**Information shown:**

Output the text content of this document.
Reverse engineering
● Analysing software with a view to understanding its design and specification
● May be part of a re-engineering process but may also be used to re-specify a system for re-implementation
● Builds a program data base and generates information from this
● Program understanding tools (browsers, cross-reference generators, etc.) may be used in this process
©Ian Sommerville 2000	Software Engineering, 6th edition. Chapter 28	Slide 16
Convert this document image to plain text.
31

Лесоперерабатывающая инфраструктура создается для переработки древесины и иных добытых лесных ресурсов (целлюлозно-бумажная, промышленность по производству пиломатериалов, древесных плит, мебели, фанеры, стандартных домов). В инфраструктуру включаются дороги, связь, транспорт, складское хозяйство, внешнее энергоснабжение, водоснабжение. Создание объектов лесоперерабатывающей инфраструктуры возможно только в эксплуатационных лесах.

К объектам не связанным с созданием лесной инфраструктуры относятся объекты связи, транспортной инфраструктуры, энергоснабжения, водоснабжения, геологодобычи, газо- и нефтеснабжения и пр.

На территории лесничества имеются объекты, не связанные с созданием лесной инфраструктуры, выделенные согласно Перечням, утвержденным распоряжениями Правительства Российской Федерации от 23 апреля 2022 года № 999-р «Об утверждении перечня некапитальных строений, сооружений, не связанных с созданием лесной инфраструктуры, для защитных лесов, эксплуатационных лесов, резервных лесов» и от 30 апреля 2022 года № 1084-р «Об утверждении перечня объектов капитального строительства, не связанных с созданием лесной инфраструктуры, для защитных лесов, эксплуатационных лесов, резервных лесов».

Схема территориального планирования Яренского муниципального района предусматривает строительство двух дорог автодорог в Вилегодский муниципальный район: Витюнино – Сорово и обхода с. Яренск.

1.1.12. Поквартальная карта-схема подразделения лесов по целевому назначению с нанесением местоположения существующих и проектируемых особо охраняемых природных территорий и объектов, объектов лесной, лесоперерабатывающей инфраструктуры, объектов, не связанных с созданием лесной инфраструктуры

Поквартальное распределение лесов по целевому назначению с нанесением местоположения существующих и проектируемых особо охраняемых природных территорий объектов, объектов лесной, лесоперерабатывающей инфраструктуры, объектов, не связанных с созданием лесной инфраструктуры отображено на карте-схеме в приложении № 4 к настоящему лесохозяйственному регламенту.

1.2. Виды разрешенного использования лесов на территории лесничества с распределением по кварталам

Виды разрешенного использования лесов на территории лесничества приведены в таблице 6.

**What you have to do:**
Reproduce the full listing exactly.

**Task result:**
Output the text content of this document.
Reverse engineering
● Analysing software with a view to understanding its design and specification
● May be part of a re-engineering process but may also be used to re-specify a system for re-implementation
● Builds a program data base and generates information from this
● Program understanding tools (browsers, cross-reference generators, etc.) may be used in this process
©Ian Sommerville 2000	Software Engineering, 6th edition. Chapter 28	Slide 16
Convert this document image to plain text.
31

Лесоперерабатывающая инфраструктура создается для переработки древесины и иных добытых лесных ресурсов (целлюлозно-бумажная, промышленность по производству пиломатериалов, древесных плит, мебели, фанеры, стандартных домов). В инфраструктуру включаются дороги, связь, транспорт, складское хозяйство, внешнее энергоснабжение, водоснабжение. Создание объектов лесоперерабатывающей инфраструктуры возможно только в эксплуатационных лесах.

К объектам не связанным с созданием лесной инфраструктуры относятся объекты связи, транспортной инфраструктуры, энергоснабжения, водоснабжения, геологодобычи, газо- и нефтеснабжения и пр.

На территории лесничества имеются объекты, не связанные с созданием лесной инфраструктуры, выделенные согласно Перечням, утвержденным распоряжениями Правительства Российской Федерации от 23 апреля 2022 года № 999-р «Об утверждении перечня некапитальных строений, сооружений, не связанных с созданием лесной инфраструктуры, для защитных лесов, эксплуатационных лесов, резервных лесов» и от 30 апреля 2022 года № 1084-р «Об утверждении перечня объектов капитального строительства, не связанных с созданием лесной инфраструктуры, для защитных лесов, эксплуатационных лесов, резервных лесов».

Схема территориального планирования Яренского муниципального района предусматривает строительство двух дорог автодорог в Вилегодский муниципальный район: Витюнино – Сорово и обхода с. Яренск.

1.1.12. Поквартальная карта-схема подразделения лесов по целевому назначению с нанесением местоположения существующих и проектируемых особо охраняемых природных территорий и объектов, объектов лесной, лесоперерабатывающей инфраструктуры, объектов, не связанных с созданием лесной инфраструктуры

Поквартальное распределение лесов по целевому назначению с нанесением местоположения существующих и проектируемых особо охраняемых природных территорий объектов, объектов лесной, лесоперерабатывающей инфраструктуры, объектов, не связанных с созданием лесной инфраструктуры отображено на карте-схеме в приложении № 4 к настоящему лесохозяйственному регламенту.

1.2. Виды разрешенного использования лесов на территории лесничества с распределением по кварталам

Виды разрешенного использования лесов на территории лесничества приведены в таблице 6.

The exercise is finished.